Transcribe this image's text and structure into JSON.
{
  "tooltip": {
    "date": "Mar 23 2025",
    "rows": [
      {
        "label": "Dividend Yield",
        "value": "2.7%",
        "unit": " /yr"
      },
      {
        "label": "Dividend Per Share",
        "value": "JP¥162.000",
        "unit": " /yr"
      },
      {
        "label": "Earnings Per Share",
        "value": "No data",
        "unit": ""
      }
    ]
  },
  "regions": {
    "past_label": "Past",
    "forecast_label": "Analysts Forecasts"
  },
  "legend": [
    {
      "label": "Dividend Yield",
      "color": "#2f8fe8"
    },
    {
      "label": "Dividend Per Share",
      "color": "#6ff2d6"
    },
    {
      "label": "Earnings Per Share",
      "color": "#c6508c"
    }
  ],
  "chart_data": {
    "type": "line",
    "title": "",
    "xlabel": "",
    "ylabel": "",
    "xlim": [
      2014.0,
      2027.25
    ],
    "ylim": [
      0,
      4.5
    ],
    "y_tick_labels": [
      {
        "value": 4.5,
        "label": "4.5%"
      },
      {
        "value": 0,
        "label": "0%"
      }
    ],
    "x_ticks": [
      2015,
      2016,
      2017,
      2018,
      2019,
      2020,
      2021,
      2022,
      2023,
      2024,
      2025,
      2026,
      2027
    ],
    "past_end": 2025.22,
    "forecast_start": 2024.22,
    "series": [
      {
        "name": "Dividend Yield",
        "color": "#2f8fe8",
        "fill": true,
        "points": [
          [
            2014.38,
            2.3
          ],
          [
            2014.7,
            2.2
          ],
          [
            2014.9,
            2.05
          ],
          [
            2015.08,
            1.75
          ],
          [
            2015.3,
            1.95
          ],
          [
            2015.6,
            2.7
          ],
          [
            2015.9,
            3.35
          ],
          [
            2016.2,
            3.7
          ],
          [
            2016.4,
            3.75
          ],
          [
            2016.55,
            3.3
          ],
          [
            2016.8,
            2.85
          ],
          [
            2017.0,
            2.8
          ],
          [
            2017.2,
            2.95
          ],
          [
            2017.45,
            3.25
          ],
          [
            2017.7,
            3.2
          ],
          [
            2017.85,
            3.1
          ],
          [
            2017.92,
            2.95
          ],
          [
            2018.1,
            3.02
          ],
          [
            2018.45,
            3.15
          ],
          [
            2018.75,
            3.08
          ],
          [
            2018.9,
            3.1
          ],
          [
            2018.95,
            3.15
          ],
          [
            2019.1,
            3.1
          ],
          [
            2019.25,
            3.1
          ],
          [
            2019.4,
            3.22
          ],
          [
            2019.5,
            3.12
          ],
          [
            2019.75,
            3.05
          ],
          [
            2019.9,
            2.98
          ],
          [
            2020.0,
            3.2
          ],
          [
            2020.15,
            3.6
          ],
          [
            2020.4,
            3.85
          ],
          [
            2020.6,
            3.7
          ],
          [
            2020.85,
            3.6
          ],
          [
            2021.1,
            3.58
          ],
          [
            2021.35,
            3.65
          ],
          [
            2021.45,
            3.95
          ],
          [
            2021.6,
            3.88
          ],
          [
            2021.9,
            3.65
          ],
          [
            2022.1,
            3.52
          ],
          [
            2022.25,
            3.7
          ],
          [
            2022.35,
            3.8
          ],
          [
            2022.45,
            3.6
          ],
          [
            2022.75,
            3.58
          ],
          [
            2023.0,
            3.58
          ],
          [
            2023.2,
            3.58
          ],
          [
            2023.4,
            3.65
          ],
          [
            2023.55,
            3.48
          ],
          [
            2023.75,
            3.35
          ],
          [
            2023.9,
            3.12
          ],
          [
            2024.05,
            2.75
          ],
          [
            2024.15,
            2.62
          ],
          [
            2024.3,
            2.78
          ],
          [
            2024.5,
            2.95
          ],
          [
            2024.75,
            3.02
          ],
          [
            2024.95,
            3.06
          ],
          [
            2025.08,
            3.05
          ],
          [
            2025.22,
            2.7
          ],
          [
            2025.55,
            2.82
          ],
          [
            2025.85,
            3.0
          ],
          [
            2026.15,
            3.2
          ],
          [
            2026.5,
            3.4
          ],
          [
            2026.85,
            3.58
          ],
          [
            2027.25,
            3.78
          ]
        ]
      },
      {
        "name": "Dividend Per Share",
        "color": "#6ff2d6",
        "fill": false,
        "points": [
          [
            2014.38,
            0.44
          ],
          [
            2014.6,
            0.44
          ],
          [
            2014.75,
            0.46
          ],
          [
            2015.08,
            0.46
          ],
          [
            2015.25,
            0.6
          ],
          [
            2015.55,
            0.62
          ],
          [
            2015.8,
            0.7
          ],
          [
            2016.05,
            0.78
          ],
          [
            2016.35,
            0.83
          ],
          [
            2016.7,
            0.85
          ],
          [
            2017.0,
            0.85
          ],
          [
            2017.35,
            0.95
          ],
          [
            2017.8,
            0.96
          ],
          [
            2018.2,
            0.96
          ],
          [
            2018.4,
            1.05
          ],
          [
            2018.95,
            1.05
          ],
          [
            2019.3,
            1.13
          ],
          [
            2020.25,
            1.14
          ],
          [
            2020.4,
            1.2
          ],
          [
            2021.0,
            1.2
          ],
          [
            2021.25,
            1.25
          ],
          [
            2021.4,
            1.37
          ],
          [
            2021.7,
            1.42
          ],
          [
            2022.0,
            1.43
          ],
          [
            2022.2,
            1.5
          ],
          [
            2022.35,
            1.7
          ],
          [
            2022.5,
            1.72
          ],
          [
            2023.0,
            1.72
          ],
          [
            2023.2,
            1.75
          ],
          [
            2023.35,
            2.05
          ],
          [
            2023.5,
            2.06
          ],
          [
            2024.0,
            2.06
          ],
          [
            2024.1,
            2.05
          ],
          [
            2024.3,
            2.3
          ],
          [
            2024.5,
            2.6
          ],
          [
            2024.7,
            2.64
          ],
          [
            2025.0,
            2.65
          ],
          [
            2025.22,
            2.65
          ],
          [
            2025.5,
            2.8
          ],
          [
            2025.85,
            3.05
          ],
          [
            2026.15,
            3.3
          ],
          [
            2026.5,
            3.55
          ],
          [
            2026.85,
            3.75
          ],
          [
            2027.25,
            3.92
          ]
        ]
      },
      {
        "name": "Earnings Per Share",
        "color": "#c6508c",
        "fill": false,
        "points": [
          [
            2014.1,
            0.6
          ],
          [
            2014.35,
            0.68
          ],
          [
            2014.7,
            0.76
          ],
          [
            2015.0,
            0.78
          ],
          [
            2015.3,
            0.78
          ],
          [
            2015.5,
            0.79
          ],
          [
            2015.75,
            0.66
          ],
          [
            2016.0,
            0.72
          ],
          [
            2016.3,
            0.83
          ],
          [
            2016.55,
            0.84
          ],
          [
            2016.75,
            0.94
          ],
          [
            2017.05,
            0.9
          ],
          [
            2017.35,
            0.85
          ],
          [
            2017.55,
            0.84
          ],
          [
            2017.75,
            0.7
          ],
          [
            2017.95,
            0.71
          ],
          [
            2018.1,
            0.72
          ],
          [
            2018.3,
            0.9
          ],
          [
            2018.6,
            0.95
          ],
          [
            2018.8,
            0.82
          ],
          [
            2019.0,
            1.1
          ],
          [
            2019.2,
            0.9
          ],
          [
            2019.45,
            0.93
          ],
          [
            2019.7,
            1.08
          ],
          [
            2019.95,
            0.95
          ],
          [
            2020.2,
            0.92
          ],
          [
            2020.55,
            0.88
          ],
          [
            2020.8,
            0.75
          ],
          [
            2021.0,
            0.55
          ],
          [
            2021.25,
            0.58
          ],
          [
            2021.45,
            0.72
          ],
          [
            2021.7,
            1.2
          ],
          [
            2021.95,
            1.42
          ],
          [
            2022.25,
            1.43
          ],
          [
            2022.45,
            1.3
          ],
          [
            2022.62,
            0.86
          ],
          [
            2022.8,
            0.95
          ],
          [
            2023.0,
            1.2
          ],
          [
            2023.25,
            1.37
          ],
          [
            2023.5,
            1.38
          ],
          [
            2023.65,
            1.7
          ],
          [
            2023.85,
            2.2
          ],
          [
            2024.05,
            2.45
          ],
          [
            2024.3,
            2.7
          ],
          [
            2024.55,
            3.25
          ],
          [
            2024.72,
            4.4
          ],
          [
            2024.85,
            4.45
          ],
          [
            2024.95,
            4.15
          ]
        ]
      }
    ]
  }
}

- Requirements
Look above for every line with the word "value" and copy it.

- Completed task
        "value": "2.7%",
        "value": "JP¥162.000",
        "value": "No data",
        "value": 4.5,
        "value": 0,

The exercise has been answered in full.